What to produce →
An exact copy of the entries is required, with every image omitted.

==================================================

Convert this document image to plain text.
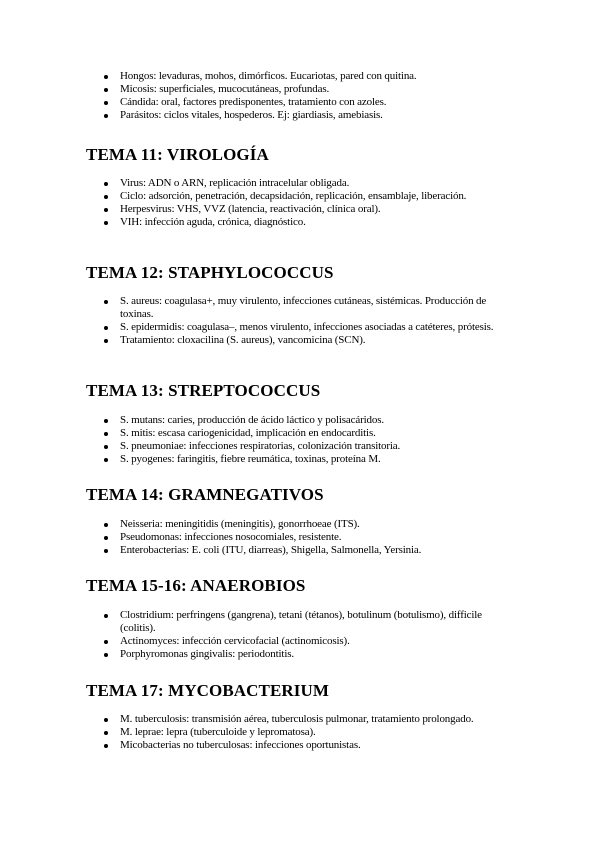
Hongos: levaduras, mohos, dimórficos. Eucariotas, pared con quitina.
Micosis: superficiales, mucocutáneas, profundas.
Cándida: oral, factores predisponentes, tratamiento con azoles.
Parásitos: ciclos vitales, hospederos. Ej: giardiasis, amebiasis.
TEMA 11: VIROLOGÍA
Virus: ADN o ARN, replicación intracelular obligada.
Ciclo: adsorción, penetración, decapsidación, replicación, ensamblaje, liberación.
Herpesvirus: VHS, VVZ (latencia, reactivación, clínica oral).
VIH: infección aguda, crónica, diagnóstico.
TEMA 12: STAPHYLOCOCCUS
S. aureus: coagulasa+, muy virulento, infecciones cutáneas, sistémicas. Producción de toxinas.
S. epidermidis: coagulasa–, menos virulento, infecciones asociadas a catéteres, prótesis.
Tratamiento: cloxacilina (S. aureus), vancomicina (SCN).
TEMA 13: STREPTOCOCCUS
S. mutans: caries, producción de ácido láctico y polisacáridos.
S. mitis: escasa cariogenicidad, implicación en endocarditis.
S. pneumoniae: infecciones respiratorias, colonización transitoria.
S. pyogenes: faringitis, fiebre reumática, toxinas, proteína M.
TEMA 14: GRAMNEGATIVOS
Neisseria: meningitidis (meningitis), gonorrhoeae (ITS).
Pseudomonas: infecciones nosocomiales, resistente.
Enterobacterias: E. coli (ITU, diarreas), Shigella, Salmonella, Yersinia.
TEMA 15-16: ANAEROBIOS
Clostridium: perfringens (gangrena), tetani (tétanos), botulinum (botulismo), difficile (colitis).
Actinomyces: infección cervicofacial (actinomicosis).
Porphyromonas gingivalis: periodontitis.
TEMA 17: MYCOBACTERIUM
M. tuberculosis: transmisión aérea, tuberculosis pulmonar, tratamiento prolongado.
M. leprae: lepra (tuberculoide y lepromatosa).
Micobacterias no tuberculosas: infecciones oportunistas.
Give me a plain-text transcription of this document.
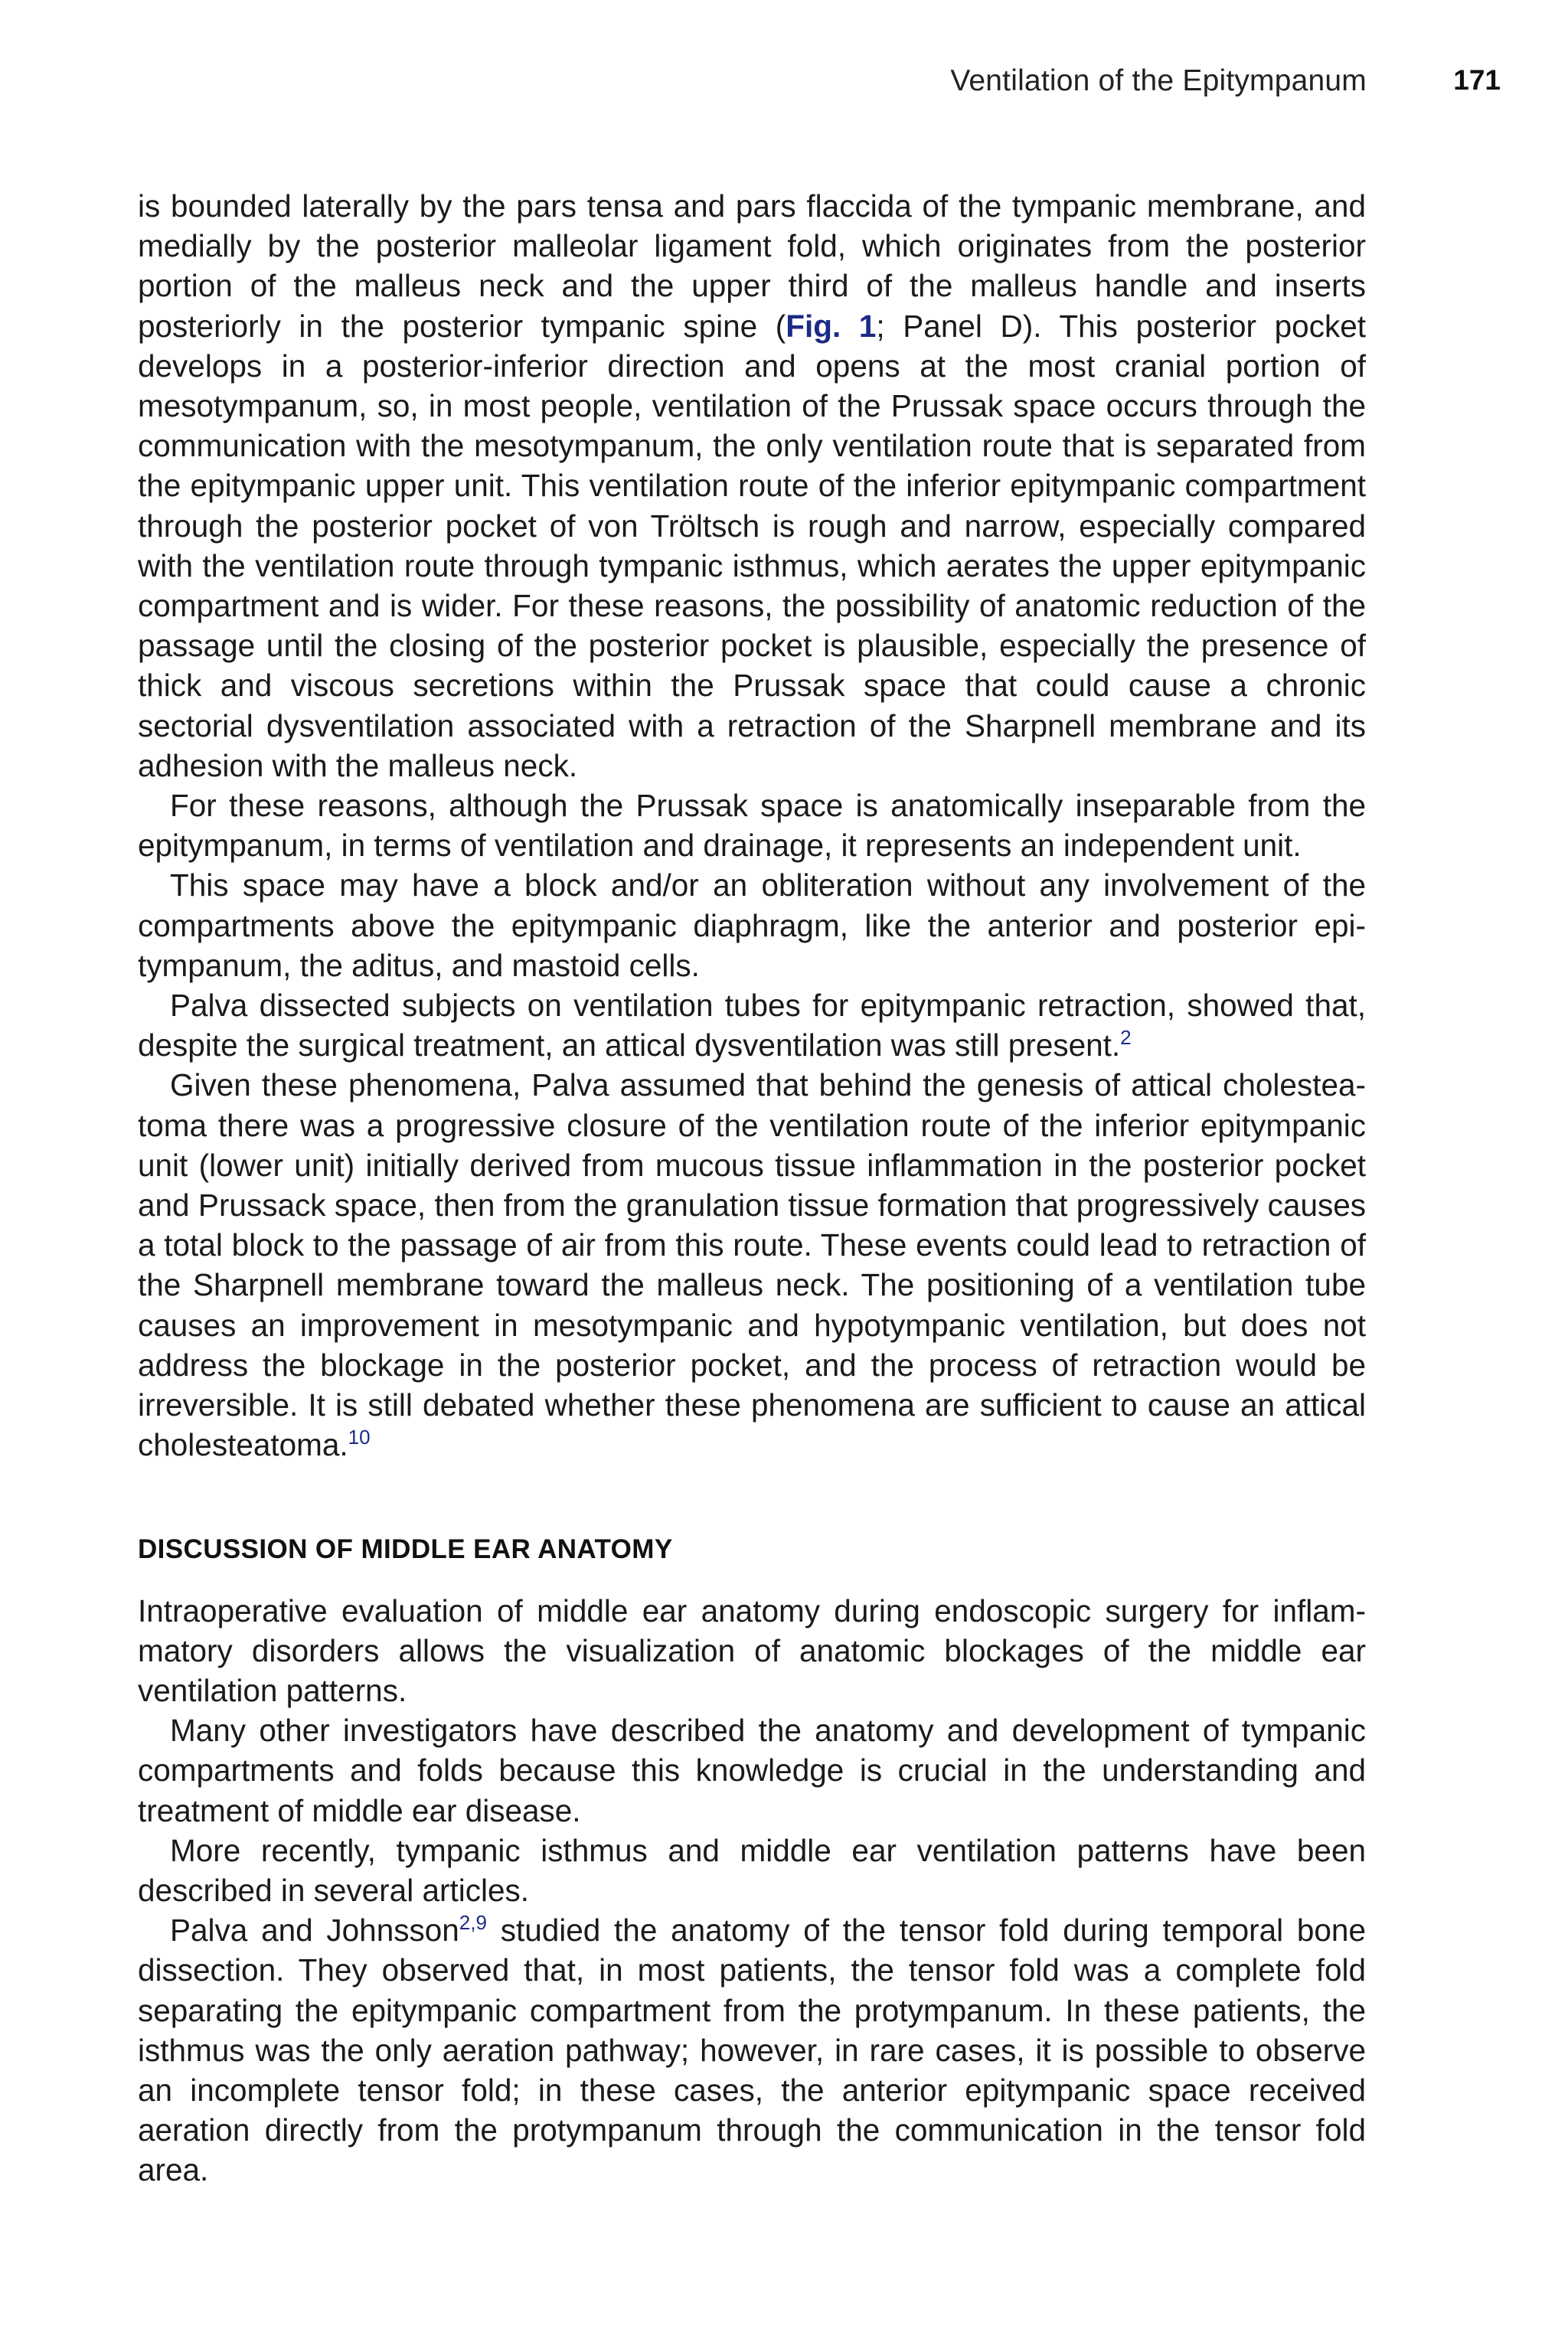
Ventilation of the Epitympanum	171

is bounded laterally by the pars tensa and pars flaccida of the tympanic membrane, and medially by the posterior malleolar ligament fold, which originates from the posterior portion of the malleus neck and the upper third of the malleus handle and inserts posteriorly in the posterior tympanic spine (Fig. 1; Panel D). This posterior pocket develops in a posterior-inferior direction and opens at the most cranial portion of mesotympanum, so, in most people, ventilation of the Prussak space occurs through the communication with the mesotympanum, the only ventilation route that is separated from the epitympanic upper unit. This ventilation route of the inferior epitympanic compartment through the posterior pocket of von Tröltsch is rough and narrow, especially compared with the ventilation route through tympanic isthmus, which aerates the upper epitympanic compartment and is wider. For these reasons, the possibility of anatomic reduction of the passage until the closing of the posterior pocket is plausible, especially the presence of thick and viscous secretions within the Prussak space that could cause a chronic sectorial dysventilation associated with a retraction of the Sharpnell membrane and its adhesion with the malleus neck.

For these reasons, although the Prussak space is anatomically inseparable from the epitympanum, in terms of ventilation and drainage, it represents an independent unit.

This space may have a block and/or an obliteration without any involvement of the compartments above the epitympanic diaphragm, like the anterior and posterior epitympanum, the aditus, and mastoid cells.

Palva dissected subjects on ventilation tubes for epitympanic retraction, showed that, despite the surgical treatment, an attical dysventilation was still present.$^2$

Given these phenomena, Palva assumed that behind the genesis of attical cholesteatoma there was a progressive closure of the ventilation route of the inferior epitympanic unit (lower unit) initially derived from mucous tissue inflammation in the posterior pocket and Prussack space, then from the granulation tissue formation that progressively causes a total block to the passage of air from this route. These events could lead to retraction of the Sharpnell membrane toward the malleus neck. The positioning of a ventilation tube causes an improvement in mesotympanic and hypotympanic ventilation, but does not address the blockage in the posterior pocket, and the process of retraction would be irreversible. It is still debated whether these phenomena are sufficient to cause an attical cholesteatoma.$^{10}$

DISCUSSION OF MIDDLE EAR ANATOMY

Intraoperative evaluation of middle ear anatomy during endoscopic surgery for inflammatory disorders allows the visualization of anatomic blockages of the middle ear ventilation patterns.

Many other investigators have described the anatomy and development of tympanic compartments and folds because this knowledge is crucial in the understanding and treatment of middle ear disease.

More recently, tympanic isthmus and middle ear ventilation patterns have been described in several articles.

Palva and Johnsson$^{2,9}$ studied the anatomy of the tensor fold during temporal bone dissection. They observed that, in most patients, the tensor fold was a complete fold separating the epitympanic compartment from the protympanum. In these patients, the isthmus was the only aeration pathway; however, in rare cases, it is possible to observe an incomplete tensor fold; in these cases, the anterior epitympanic space received aeration directly from the protympanum through the communication in the tensor fold area.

==================================================

Solution to this exercise →
Convert this document image to plain text.
Hongos: levaduras, mohos, dimórficos. Eucariotas, pared con quitina.
Micosis: superficiales, mucocutáneas, profundas.
Cándida: oral, factores predisponentes, tratamiento con azoles.
Parásitos: ciclos vitales, hospederos. Ej: giardiasis, amebiasis.
TEMA 11: VIROLOGÍA
Virus: ADN o ARN, replicación intracelular obligada.
Ciclo: adsorción, penetración, decapsidación, replicación, ensamblaje, liberación.
Herpesvirus: VHS, VVZ (latencia, reactivación, clínica oral).
VIH: infección aguda, crónica, diagnóstico.
TEMA 12: STAPHYLOCOCCUS
S. aureus: coagulasa+, muy virulento, infecciones cutáneas, sistémicas. Producción de toxinas.
S. epidermidis: coagulasa–, menos virulento, infecciones asociadas a catéteres, prótesis.
Tratamiento: cloxacilina (S. aureus), vancomicina (SCN).
TEMA 13: STREPTOCOCCUS
S. mutans: caries, producción de ácido láctico y polisacáridos.
S. mitis: escasa cariogenicidad, implicación en endocarditis.
S. pneumoniae: infecciones respiratorias, colonización transitoria.
S. pyogenes: faringitis, fiebre reumática, toxinas, proteína M.
TEMA 14: GRAMNEGATIVOS
Neisseria: meningitidis (meningitis), gonorrhoeae (ITS).
Pseudomonas: infecciones nosocomiales, resistente.
Enterobacterias: E. coli (ITU, diarreas), Shigella, Salmonella, Yersinia.
TEMA 15-16: ANAEROBIOS
Clostridium: perfringens (gangrena), tetani (tétanos), botulinum (botulismo), difficile (colitis).
Actinomyces: infección cervicofacial (actinomicosis).
Porphyromonas gingivalis: periodontitis.
TEMA 17: MYCOBACTERIUM
M. tuberculosis: transmisión aérea, tuberculosis pulmonar, tratamiento prolongado.
M. leprae: lepra (tuberculoide y lepromatosa).
Micobacterias no tuberculosas: infecciones oportunistas.
Give me a plain-text transcription of this document.
Ventilation of the Epitympanum	171

is bounded laterally by the pars tensa and pars flaccida of the tympanic membrane, and medially by the posterior malleolar ligament fold, which originates from the posterior portion of the malleus neck and the upper third of the malleus handle and inserts posteriorly in the posterior tympanic spine (Fig. 1; Panel D). This posterior pocket develops in a posterior-inferior direction and opens at the most cranial portion of mesotympanum, so, in most people, ventilation of the Prussak space occurs through the communication with the mesotympanum, the only ventilation route that is separated from the epitympanic upper unit. This ventilation route of the inferior epitympanic compartment through the posterior pocket of von Tröltsch is rough and narrow, especially compared with the ventilation route through tympanic isthmus, which aerates the upper epitympanic compartment and is wider. For these reasons, the possibility of anatomic reduction of the passage until the closing of the posterior pocket is plausible, especially the presence of thick and viscous secretions within the Prussak space that could cause a chronic sectorial dysventilation associated with a retraction of the Sharpnell membrane and its adhesion with the malleus neck.

For these reasons, although the Prussak space is anatomically inseparable from the epitympanum, in terms of ventilation and drainage, it represents an independent unit.

This space may have a block and/or an obliteration without any involvement of the compartments above the epitympanic diaphragm, like the anterior and posterior epitympanum, the aditus, and mastoid cells.

Palva dissected subjects on ventilation tubes for epitympanic retraction, showed that, despite the surgical treatment, an attical dysventilation was still present.$^2$

Given these phenomena, Palva assumed that behind the genesis of attical cholesteatoma there was a progressive closure of the ventilation route of the inferior epitympanic unit (lower unit) initially derived from mucous tissue inflammation in the posterior pocket and Prussack space, then from the granulation tissue formation that progressively causes a total block to the passage of air from this route. These events could lead to retraction of the Sharpnell membrane toward the malleus neck. The positioning of a ventilation tube causes an improvement in mesotympanic and hypotympanic ventilation, but does not address the blockage in the posterior pocket, and the process of retraction would be irreversible. It is still debated whether these phenomena are sufficient to cause an attical cholesteatoma.$^{10}$

DISCUSSION OF MIDDLE EAR ANATOMY

Intraoperative evaluation of middle ear anatomy during endoscopic surgery for inflammatory disorders allows the visualization of anatomic blockages of the middle ear ventilation patterns.

Many other investigators have described the anatomy and development of tympanic compartments and folds because this knowledge is crucial in the understanding and treatment of middle ear disease.

More recently, tympanic isthmus and middle ear ventilation patterns have been described in several articles.

Palva and Johnsson$^{2,9}$ studied the anatomy of the tensor fold during temporal bone dissection. They observed that, in most patients, the tensor fold was a complete fold separating the epitympanic compartment from the protympanum. In these patients, the isthmus was the only aeration pathway; however, in rare cases, it is possible to observe an incomplete tensor fold; in these cases, the anterior epitympanic space received aeration directly from the protympanum through the communication in the tensor fold area.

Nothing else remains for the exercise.